» Task directions
Copy each line exactly.

##########

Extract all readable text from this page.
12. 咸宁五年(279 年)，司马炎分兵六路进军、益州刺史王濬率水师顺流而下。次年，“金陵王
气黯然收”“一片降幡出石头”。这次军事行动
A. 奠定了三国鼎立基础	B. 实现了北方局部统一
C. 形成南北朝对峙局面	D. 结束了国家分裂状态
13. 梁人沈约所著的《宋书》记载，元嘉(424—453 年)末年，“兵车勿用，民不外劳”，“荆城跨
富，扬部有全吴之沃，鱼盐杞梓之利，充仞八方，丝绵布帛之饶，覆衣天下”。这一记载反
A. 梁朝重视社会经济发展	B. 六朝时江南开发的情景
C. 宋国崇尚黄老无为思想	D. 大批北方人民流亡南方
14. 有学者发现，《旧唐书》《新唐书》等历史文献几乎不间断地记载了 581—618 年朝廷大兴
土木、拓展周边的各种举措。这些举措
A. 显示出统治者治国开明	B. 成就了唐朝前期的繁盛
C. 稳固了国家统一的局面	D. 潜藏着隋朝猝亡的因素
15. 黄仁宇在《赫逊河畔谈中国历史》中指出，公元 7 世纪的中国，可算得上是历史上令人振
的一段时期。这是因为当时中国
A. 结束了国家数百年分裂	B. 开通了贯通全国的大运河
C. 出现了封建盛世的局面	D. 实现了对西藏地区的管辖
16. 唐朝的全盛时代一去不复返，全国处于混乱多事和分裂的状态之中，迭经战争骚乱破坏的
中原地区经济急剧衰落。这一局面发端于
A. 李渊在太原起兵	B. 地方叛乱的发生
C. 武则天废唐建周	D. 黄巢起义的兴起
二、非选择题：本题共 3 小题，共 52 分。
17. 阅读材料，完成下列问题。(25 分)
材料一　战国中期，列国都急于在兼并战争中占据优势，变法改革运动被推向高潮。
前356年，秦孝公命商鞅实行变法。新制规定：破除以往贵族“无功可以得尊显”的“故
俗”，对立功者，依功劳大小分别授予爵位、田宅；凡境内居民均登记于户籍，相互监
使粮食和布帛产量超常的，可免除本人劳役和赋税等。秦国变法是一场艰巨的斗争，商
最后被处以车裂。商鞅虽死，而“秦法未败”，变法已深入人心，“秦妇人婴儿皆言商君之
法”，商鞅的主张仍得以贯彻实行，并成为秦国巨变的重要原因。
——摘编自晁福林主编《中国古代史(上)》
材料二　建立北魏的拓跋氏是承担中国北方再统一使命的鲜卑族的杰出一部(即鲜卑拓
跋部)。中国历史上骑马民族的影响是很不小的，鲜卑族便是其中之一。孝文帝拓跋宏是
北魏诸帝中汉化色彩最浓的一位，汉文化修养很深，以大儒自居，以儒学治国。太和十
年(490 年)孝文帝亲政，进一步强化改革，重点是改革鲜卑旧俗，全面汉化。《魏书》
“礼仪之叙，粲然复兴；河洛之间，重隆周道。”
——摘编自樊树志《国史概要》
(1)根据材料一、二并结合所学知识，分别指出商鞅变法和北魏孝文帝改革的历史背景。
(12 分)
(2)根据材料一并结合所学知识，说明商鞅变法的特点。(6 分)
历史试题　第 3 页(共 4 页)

##########

» Exercise response
Extract all readable text from this page.
12. 咸宁五年(279 年)，司马炎分兵六路进军、益州刺史王濬率水师顺流而下。次年，“金陵王
气黯然收”“一片降幡出石头”。这次军事行动
A. 奠定了三国鼎立基础	B. 实现了北方局部统一
C. 形成南北朝对峙局面	D. 结束了国家分裂状态
13. 梁人沈约所著的《宋书》记载，元嘉(424—453 年)末年，“兵车勿用，民不外劳”，“荆城跨
富，扬部有全吴之沃，鱼盐杞梓之利，充仞八方，丝绵布帛之饶，覆衣天下”。这一记载反
A. 梁朝重视社会经济发展	B. 六朝时江南开发的情景
C. 宋国崇尚黄老无为思想	D. 大批北方人民流亡南方
14. 有学者发现，《旧唐书》《新唐书》等历史文献几乎不间断地记载了 581—618 年朝廷大兴
土木、拓展周边的各种举措。这些举措
A. 显示出统治者治国开明	B. 成就了唐朝前期的繁盛
C. 稳固了国家统一的局面	D. 潜藏着隋朝猝亡的因素
15. 黄仁宇在《赫逊河畔谈中国历史》中指出，公元 7 世纪的中国，可算得上是历史上令人振
的一段时期。这是因为当时中国
A. 结束了国家数百年分裂	B. 开通了贯通全国的大运河
C. 出现了封建盛世的局面	D. 实现了对西藏地区的管辖
16. 唐朝的全盛时代一去不复返，全国处于混乱多事和分裂的状态之中，迭经战争骚乱破坏的
中原地区经济急剧衰落。这一局面发端于
A. 李渊在太原起兵	B. 地方叛乱的发生
C. 武则天废唐建周	D. 黄巢起义的兴起
二、非选择题：本题共 3 小题，共 52 分。
17. 阅读材料，完成下列问题。(25 分)
材料一　战国中期，列国都急于在兼并战争中占据优势，变法改革运动被推向高潮。
前356年，秦孝公命商鞅实行变法。新制规定：破除以往贵族“无功可以得尊显”的“故
俗”，对立功者，依功劳大小分别授予爵位、田宅；凡境内居民均登记于户籍，相互监
使粮食和布帛产量超常的，可免除本人劳役和赋税等。秦国变法是一场艰巨的斗争，商
最后被处以车裂。商鞅虽死，而“秦法未败”，变法已深入人心，“秦妇人婴儿皆言商君之
法”，商鞅的主张仍得以贯彻实行，并成为秦国巨变的重要原因。
——摘编自晁福林主编《中国古代史(上)》
材料二　建立北魏的拓跋氏是承担中国北方再统一使命的鲜卑族的杰出一部(即鲜卑拓
跋部)。中国历史上骑马民族的影响是很不小的，鲜卑族便是其中之一。孝文帝拓跋宏是
北魏诸帝中汉化色彩最浓的一位，汉文化修养很深，以大儒自居，以儒学治国。太和十
年(490 年)孝文帝亲政，进一步强化改革，重点是改革鲜卑旧俗，全面汉化。《魏书》
“礼仪之叙，粲然复兴；河洛之间，重隆周道。”
——摘编自樊树志《国史概要》
(1)根据材料一、二并结合所学知识，分别指出商鞅变法和北魏孝文帝改革的历史背景。
(12 分)
(2)根据材料一并结合所学知识，说明商鞅变法的特点。(6 分)
历史试题　第 3 页(共 4 页)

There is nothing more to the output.